(Labeled region entries)

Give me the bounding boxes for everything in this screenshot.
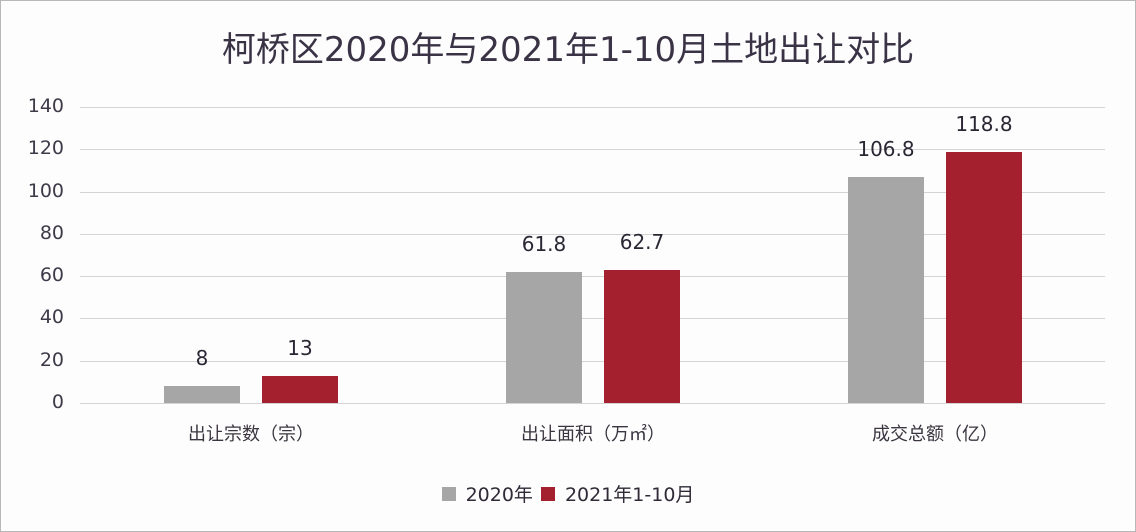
bar-2020-1[interactable] <box>506 272 582 403</box>
legend: 2020年 2021年1-10月 <box>0 480 1136 507</box>
data-label: 106.8 <box>857 137 915 162</box>
bar-2021-0[interactable] <box>262 375 338 403</box>
gridline <box>80 192 1105 193</box>
gridline <box>80 276 1105 277</box>
y-tick-label: 100 <box>27 180 64 202</box>
x-category-label: 出让面积（万㎡） <box>521 424 665 445</box>
bar-2021-2[interactable] <box>946 151 1022 403</box>
legend-swatch-gray-icon <box>441 486 456 501</box>
legend-label: 2021年1-10月 <box>564 484 695 506</box>
gridline <box>80 403 1105 404</box>
data-label: 61.8 <box>521 232 567 257</box>
y-tick-label: 20 <box>39 349 64 371</box>
gridline <box>80 149 1105 150</box>
y-tick-label: 140 <box>27 95 64 117</box>
y-tick-label: 40 <box>39 306 64 328</box>
bar-2021-1[interactable] <box>604 270 680 403</box>
data-label: 118.8 <box>955 111 1013 136</box>
y-tick-label: 60 <box>39 264 64 286</box>
x-category-label: 出让宗数（宗） <box>188 424 314 445</box>
chart-title: 柯桥区2020年与2021年1-10月土地出让对比 <box>221 30 915 70</box>
legend-item-2020[interactable]: 2020年 <box>441 480 533 507</box>
data-label: 13 <box>287 335 313 360</box>
x-category-label: 成交总额（亿） <box>872 424 998 445</box>
bar-2020-0[interactable] <box>164 386 240 403</box>
y-tick-label: 0 <box>51 391 64 413</box>
gridline <box>80 234 1105 235</box>
bar-2020-2[interactable] <box>848 177 924 403</box>
legend-item-2021[interactable]: 2021年1-10月 <box>540 480 695 507</box>
data-label: 8 <box>195 346 209 371</box>
gridline <box>80 318 1105 319</box>
legend-label: 2020年 <box>465 484 533 506</box>
gridline <box>80 361 1105 362</box>
y-tick-label: 80 <box>39 222 64 244</box>
data-label: 62.7 <box>619 230 665 255</box>
y-tick-label: 120 <box>27 137 64 159</box>
gridline <box>80 107 1105 108</box>
legend-swatch-red-icon <box>540 486 555 501</box>
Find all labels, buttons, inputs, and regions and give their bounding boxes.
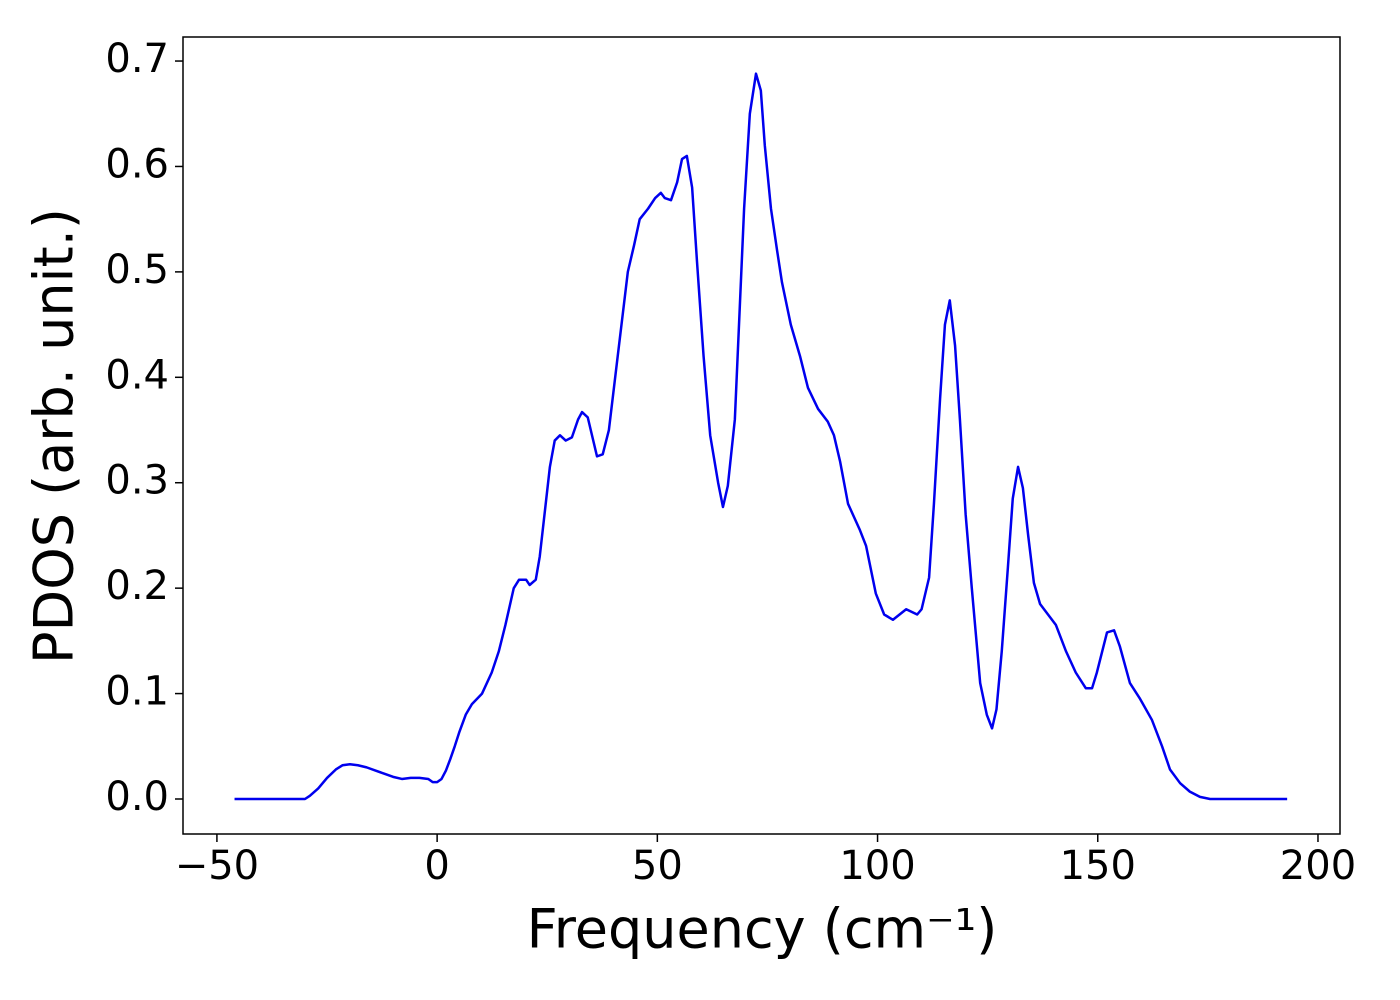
y-tick-label: 0.2 [105,563,169,609]
x-tick-label: 0 [424,843,449,889]
y-axis-label: PDOS (arb. unit.) [23,208,86,664]
y-tick-label: 0.4 [105,352,169,398]
x-tick-label: −50 [175,843,259,889]
x-tick-label: 100 [839,843,915,889]
line-series [234,72,1288,801]
y-tick-label: 0.5 [105,247,169,293]
y-tick-label: 0.3 [105,458,169,504]
x-tick-label: 50 [632,843,683,889]
x-axis-label: Frequency (cm⁻¹) [527,898,998,961]
y-tick-label: 0.6 [105,141,169,187]
plot-frame [182,36,1341,835]
y-tick-label: 0.0 [105,774,169,820]
y-tick-label: 0.1 [105,669,169,715]
x-tick-label: 150 [1060,843,1136,889]
y-tick-label: 0.7 [105,36,169,82]
x-tick-label: 200 [1280,843,1356,889]
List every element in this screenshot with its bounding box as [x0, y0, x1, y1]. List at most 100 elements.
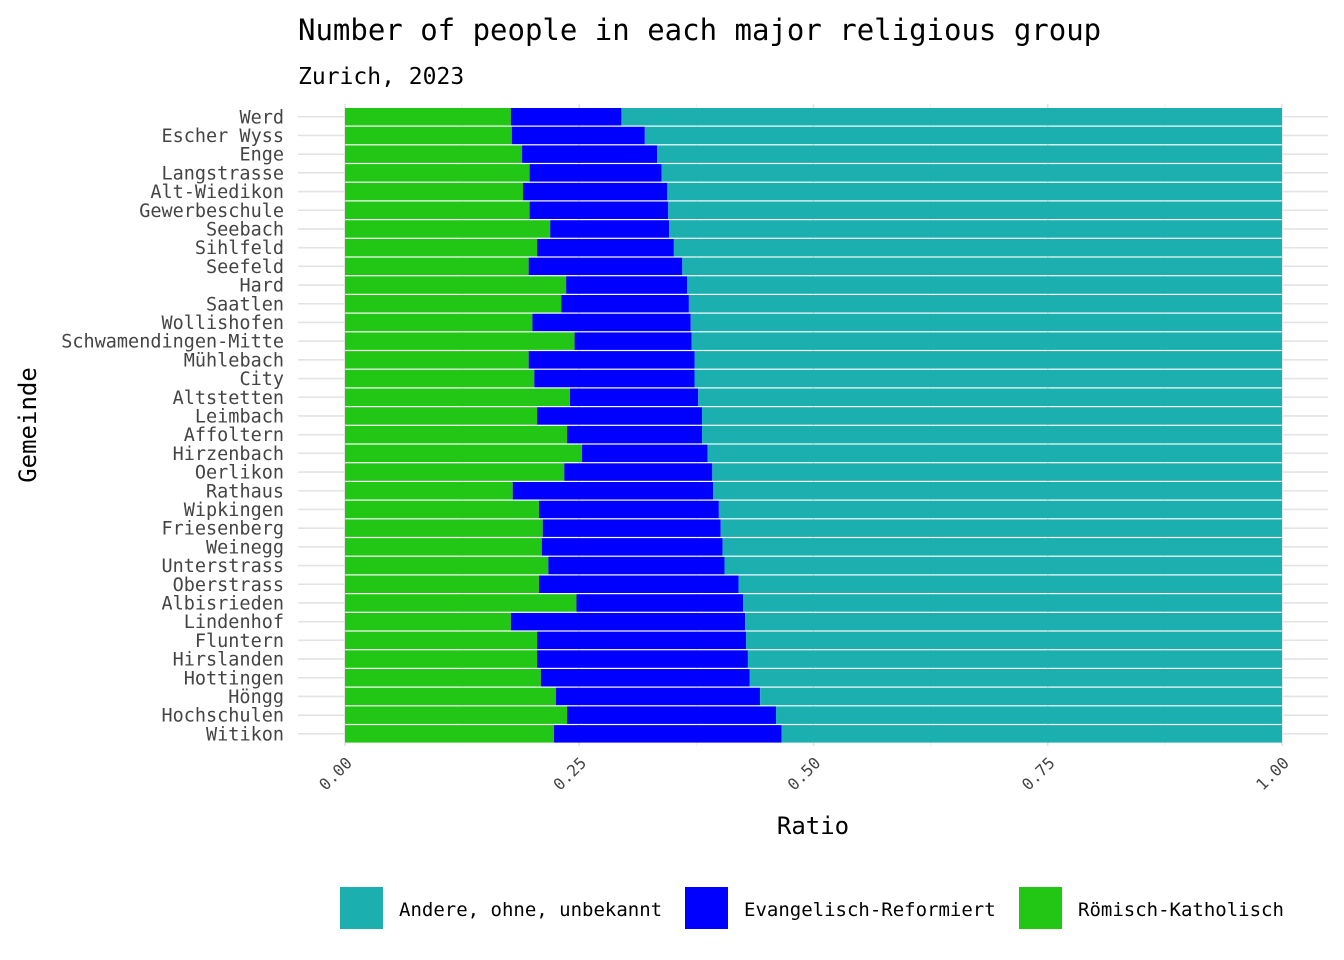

WHAT YOU NEED TO DO: Reproduce every line of the material above verbatim, omitting the pictures from your answer.

SOLUTION TO THIS TASK:
Give me the bounding boxes for everything in this screenshot.
bar-2020-1[interactable] <box>506 272 582 403</box>
legend: 2020年 2021年1-10月 <box>0 480 1136 507</box>
data-label: 106.8 <box>857 137 915 162</box>
bar-2021-0[interactable] <box>262 375 338 403</box>
gridline <box>80 192 1105 193</box>
gridline <box>80 276 1105 277</box>
y-tick-label: 100 <box>27 180 64 202</box>
x-category-label: 出让面积（万㎡） <box>521 424 665 445</box>
bar-2021-2[interactable] <box>946 151 1022 403</box>
legend-swatch-gray-icon <box>441 486 456 501</box>
legend-label: 2021年1-10月 <box>564 484 695 506</box>
gridline <box>80 403 1105 404</box>
data-label: 61.8 <box>521 232 567 257</box>
y-tick-label: 20 <box>39 349 64 371</box>
gridline <box>80 149 1105 150</box>
y-tick-label: 140 <box>27 95 64 117</box>
y-tick-label: 40 <box>39 306 64 328</box>
bar-2021-1[interactable] <box>604 270 680 403</box>
data-label: 118.8 <box>955 111 1013 136</box>
y-tick-label: 60 <box>39 264 64 286</box>
x-category-label: 出让宗数（宗） <box>188 424 314 445</box>
chart-title: 柯桥区2020年与2021年1-10月土地出让对比 <box>221 30 915 70</box>
legend-item-2020[interactable]: 2020年 <box>441 480 533 507</box>
data-label: 13 <box>287 335 313 360</box>
x-category-label: 成交总额（亿） <box>872 424 998 445</box>
bar-2020-0[interactable] <box>164 386 240 403</box>
y-tick-label: 0 <box>51 391 64 413</box>
gridline <box>80 234 1105 235</box>
bar-2020-2[interactable] <box>848 177 924 403</box>
legend-item-2021[interactable]: 2021年1-10月 <box>540 480 695 507</box>
data-label: 8 <box>195 346 209 371</box>
gridline <box>80 318 1105 319</box>
legend-label: 2020年 <box>465 484 533 506</box>
gridline <box>80 361 1105 362</box>
y-tick-label: 80 <box>39 222 64 244</box>
data-label: 62.7 <box>619 230 665 255</box>
y-tick-label: 120 <box>27 137 64 159</box>
gridline <box>80 107 1105 108</box>
legend-swatch-red-icon <box>540 486 555 501</box>
Find all labels, buttons, inputs, and regions and give their bounding boxes.
y-tick-label: 0.2 [105,563,169,609]
x-tick-label: 0 [424,843,449,889]
y-axis-label: PDOS (arb. unit.) [23,208,86,664]
y-tick-label: 0.4 [105,352,169,398]
x-tick-label: −50 [175,843,259,889]
x-tick-label: 100 [839,843,915,889]
line-series [234,72,1288,801]
y-tick-label: 0.5 [105,247,169,293]
y-tick-label: 0.3 [105,458,169,504]
x-tick-label: 50 [632,843,683,889]
x-axis-label: Frequency (cm⁻¹) [527,898,998,961]
y-tick-label: 0.6 [105,141,169,187]
plot-frame [182,36,1341,835]
y-tick-label: 0.0 [105,774,169,820]
y-tick-label: 0.1 [105,669,169,715]
x-tick-label: 150 [1060,843,1136,889]
y-tick-label: 0.7 [105,36,169,82]
x-tick-label: 200 [1280,843,1356,889]
List every element in this screenshot with its bounding box as [x0, y0, x1, y1]. List at most 100 elements.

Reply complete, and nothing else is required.